INSTRUCTIONS FOR THE TASK: Retype each record below word for word. Leave the pictures out.

MATERIAL SUPPLIED:

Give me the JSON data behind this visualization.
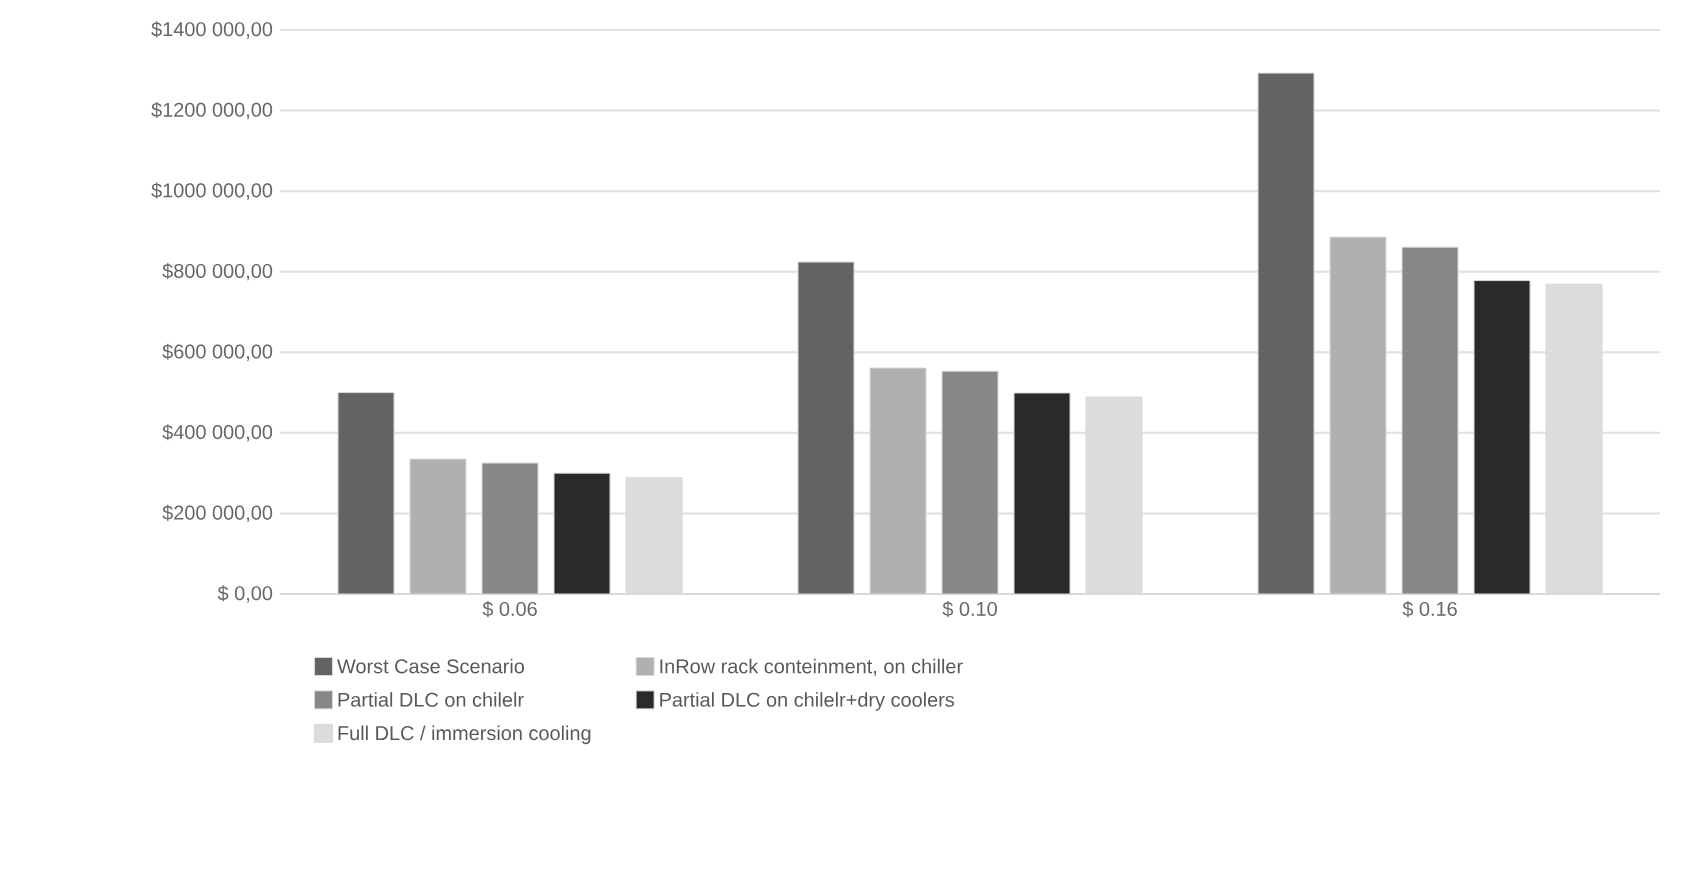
{
  "chart_data": {
    "type": "bar",
    "categories": [
      "$ 0.06",
      "$ 0.10",
      "$ 0.16"
    ],
    "series": [
      {
        "name": "Worst Case Scenario",
        "color": "#636363",
        "values": [
          500000,
          824000,
          1293000
        ]
      },
      {
        "name": "InRow rack conteinment, on chiller",
        "color": "#b0b0b0",
        "values": [
          335000,
          561000,
          886000
        ]
      },
      {
        "name": "Partial DLC on chilelr",
        "color": "#878787",
        "values": [
          325000,
          553000,
          861000
        ]
      },
      {
        "name": "Partial DLC on chilelr+dry coolers",
        "color": "#2a2a2a",
        "values": [
          300000,
          499000,
          778000
        ]
      },
      {
        "name": "Full DLC / immersion cooling",
        "color": "#dcdcdc",
        "values": [
          289000,
          489000,
          769000
        ]
      }
    ],
    "ylim": [
      0,
      1400000
    ],
    "yticks": [
      {
        "value": 0,
        "label": "$ 0,00"
      },
      {
        "value": 200000,
        "label": "$200 000,00"
      },
      {
        "value": 400000,
        "label": "$400 000,00"
      },
      {
        "value": 600000,
        "label": "$600 000,00"
      },
      {
        "value": 800000,
        "label": "$800 000,00"
      },
      {
        "value": 1000000,
        "label": "$1000 000,00"
      },
      {
        "value": 1200000,
        "label": "$1200 000,00"
      },
      {
        "value": 1400000,
        "label": "$1400 000,00"
      }
    ],
    "grid": "y",
    "legend": "bottom"
  }
}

TASK RESULT:
Give me the JSON data behind this visualization.
{
  "chart_data": {
    "type": "bar",
    "categories": [
      "$ 0.06",
      "$ 0.10",
      "$ 0.16"
    ],
    "series": [
      {
        "name": "Worst Case Scenario",
        "color": "#636363",
        "values": [
          500000,
          824000,
          1293000
        ]
      },
      {
        "name": "InRow rack conteinment, on chiller",
        "color": "#b0b0b0",
        "values": [
          335000,
          561000,
          886000
        ]
      },
      {
        "name": "Partial DLC on chilelr",
        "color": "#878787",
        "values": [
          325000,
          553000,
          861000
        ]
      },
      {
        "name": "Partial DLC on chilelr+dry coolers",
        "color": "#2a2a2a",
        "values": [
          300000,
          499000,
          778000
        ]
      },
      {
        "name": "Full DLC / immersion cooling",
        "color": "#dcdcdc",
        "values": [
          289000,
          489000,
          769000
        ]
      }
    ],
    "ylim": [
      0,
      1400000
    ],
    "yticks": [
      {
        "value": 0,
        "label": "$ 0,00"
      },
      {
        "value": 200000,
        "label": "$200 000,00"
      },
      {
        "value": 400000,
        "label": "$400 000,00"
      },
      {
        "value": 600000,
        "label": "$600 000,00"
      },
      {
        "value": 800000,
        "label": "$800 000,00"
      },
      {
        "value": 1000000,
        "label": "$1000 000,00"
      },
      {
        "value": 1200000,
        "label": "$1200 000,00"
      },
      {
        "value": 1400000,
        "label": "$1400 000,00"
      }
    ],
    "grid": "y",
    "legend": "bottom"
  }
}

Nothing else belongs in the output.